» Your task
Read the records below and copy each line that contains "служебного".

» Data
☆ ☆ ☆ ☆

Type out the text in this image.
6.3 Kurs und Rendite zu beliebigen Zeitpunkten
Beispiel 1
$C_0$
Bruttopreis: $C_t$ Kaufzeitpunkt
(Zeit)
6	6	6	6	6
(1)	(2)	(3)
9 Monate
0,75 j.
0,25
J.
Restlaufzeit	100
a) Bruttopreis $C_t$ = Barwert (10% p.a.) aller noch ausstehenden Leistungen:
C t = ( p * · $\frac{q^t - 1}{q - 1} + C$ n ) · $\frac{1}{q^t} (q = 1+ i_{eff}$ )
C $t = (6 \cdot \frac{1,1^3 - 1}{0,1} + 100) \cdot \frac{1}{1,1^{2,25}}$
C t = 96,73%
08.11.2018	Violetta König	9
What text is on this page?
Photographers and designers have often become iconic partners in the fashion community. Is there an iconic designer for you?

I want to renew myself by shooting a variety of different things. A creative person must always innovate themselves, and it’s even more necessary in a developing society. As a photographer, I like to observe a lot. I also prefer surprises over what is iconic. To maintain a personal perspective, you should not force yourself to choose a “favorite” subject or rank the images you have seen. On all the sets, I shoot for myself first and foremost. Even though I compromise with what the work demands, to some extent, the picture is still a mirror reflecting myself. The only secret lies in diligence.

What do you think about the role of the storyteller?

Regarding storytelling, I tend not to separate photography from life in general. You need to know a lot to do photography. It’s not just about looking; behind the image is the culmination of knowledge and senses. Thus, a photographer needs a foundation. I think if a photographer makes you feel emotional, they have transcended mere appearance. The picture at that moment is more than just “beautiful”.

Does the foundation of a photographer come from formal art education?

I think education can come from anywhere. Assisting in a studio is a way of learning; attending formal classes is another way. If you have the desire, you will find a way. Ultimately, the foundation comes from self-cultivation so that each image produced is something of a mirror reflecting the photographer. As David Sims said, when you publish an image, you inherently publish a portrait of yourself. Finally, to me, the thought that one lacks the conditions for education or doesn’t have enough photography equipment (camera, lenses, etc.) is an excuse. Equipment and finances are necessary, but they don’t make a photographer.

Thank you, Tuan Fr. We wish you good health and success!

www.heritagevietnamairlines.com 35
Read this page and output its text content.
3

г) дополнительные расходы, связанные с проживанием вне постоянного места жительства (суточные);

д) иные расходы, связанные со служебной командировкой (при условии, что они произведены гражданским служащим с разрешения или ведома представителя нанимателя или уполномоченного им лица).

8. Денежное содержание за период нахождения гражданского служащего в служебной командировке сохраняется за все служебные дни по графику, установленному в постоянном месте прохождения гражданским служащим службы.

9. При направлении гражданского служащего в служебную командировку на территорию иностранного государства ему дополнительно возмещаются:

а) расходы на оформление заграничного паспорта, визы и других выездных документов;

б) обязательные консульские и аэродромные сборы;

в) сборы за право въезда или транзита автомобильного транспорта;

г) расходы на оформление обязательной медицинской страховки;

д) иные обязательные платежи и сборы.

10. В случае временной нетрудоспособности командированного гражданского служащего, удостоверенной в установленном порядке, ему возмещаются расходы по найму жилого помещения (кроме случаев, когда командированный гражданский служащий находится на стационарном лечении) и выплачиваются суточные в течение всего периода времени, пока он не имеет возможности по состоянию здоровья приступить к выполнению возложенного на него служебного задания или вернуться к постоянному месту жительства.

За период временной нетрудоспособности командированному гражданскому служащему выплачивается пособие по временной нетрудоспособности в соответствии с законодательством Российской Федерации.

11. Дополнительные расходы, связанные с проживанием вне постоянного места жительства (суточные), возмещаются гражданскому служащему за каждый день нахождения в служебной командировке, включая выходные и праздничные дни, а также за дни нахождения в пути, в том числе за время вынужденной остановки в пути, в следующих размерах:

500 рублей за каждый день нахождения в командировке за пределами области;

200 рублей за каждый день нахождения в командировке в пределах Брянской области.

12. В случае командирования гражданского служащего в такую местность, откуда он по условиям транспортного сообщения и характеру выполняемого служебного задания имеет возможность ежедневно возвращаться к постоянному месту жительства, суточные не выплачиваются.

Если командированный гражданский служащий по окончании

☆ ☆ ☆ ☆

» Full solution
10. В случае временной нетрудоспособности командированного гражданского служащего, удостоверенной в установленном порядке, ему возмещаются расходы по найму жилого помещения (кроме случаев, когда командированный гражданский служащий находится на стационарном лечении) и выплачиваются суточные в течение всего периода времени, пока он не имеет возможности по состоянию здоровья приступить к выполнению возложенного на него служебного задания или вернуться к постоянному месту жительства.
12. В случае командирования гражданского служащего в такую местность, откуда он по условиям транспортного сообщения и характеру выполняемого служебного задания имеет возможность ежедневно возвращаться к постоянному месту жительства, суточные не выплачиваются.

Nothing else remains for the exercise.